_What to work on:_ Below are records; count the lines in them that hold "date" and give only the count.

** start Material provided **

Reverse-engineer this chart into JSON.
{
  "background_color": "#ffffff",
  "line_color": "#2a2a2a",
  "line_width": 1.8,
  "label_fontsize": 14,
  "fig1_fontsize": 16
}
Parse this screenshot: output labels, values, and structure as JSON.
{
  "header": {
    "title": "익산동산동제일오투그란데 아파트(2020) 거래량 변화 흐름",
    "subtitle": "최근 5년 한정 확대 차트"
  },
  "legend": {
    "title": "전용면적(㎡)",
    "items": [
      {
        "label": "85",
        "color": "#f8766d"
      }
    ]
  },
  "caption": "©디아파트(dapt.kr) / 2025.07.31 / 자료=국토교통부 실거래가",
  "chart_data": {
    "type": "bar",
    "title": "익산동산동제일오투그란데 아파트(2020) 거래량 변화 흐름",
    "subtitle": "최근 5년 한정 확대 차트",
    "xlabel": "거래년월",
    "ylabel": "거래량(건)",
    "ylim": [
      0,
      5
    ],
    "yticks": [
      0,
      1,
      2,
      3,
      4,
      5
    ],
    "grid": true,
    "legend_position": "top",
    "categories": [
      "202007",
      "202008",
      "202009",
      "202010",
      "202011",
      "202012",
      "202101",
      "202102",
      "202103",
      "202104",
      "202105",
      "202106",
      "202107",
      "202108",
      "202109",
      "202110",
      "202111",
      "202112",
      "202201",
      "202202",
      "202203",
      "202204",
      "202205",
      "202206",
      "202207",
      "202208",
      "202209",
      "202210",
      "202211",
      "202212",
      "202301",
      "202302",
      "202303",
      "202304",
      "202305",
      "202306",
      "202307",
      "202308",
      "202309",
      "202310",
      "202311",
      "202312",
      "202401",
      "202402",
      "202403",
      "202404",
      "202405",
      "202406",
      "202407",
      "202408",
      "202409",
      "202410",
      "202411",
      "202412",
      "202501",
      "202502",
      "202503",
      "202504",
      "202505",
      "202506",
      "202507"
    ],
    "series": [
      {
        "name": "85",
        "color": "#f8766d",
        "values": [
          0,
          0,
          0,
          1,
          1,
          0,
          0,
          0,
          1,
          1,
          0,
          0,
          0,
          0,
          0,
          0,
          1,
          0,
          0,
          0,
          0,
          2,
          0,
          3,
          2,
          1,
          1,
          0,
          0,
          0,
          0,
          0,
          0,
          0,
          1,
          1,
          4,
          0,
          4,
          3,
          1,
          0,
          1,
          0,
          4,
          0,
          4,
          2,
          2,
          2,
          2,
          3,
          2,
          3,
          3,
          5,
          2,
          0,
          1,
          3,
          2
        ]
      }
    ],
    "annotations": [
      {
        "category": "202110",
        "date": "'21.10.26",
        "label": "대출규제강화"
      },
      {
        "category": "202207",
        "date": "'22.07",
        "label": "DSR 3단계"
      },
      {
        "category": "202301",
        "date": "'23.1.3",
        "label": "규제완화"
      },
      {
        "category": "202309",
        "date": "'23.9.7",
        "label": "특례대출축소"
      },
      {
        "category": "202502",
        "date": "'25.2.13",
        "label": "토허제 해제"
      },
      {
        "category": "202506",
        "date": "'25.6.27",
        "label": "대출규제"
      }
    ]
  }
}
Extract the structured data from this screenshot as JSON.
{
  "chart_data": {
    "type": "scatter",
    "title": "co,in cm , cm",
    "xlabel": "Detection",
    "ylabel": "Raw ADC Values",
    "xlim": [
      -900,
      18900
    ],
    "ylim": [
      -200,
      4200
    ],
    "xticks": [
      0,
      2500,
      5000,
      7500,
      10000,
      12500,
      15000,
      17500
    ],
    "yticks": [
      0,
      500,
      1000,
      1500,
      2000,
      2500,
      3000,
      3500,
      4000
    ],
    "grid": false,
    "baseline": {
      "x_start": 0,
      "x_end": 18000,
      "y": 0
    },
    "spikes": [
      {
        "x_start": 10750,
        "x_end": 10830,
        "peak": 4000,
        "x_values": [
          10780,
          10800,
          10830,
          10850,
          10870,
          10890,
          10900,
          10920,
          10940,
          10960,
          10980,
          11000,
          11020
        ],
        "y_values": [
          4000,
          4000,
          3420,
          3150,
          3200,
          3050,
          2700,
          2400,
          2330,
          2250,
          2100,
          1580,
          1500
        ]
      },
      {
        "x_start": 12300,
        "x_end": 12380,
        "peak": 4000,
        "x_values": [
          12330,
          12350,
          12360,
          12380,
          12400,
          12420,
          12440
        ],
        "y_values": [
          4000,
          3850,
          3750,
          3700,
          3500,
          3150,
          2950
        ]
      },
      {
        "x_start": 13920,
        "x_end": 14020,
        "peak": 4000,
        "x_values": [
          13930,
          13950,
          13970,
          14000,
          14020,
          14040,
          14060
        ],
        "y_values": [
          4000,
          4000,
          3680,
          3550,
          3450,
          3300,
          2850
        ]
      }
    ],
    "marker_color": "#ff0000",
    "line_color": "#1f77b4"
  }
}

** end Material provided **

_Worked solution:_ 6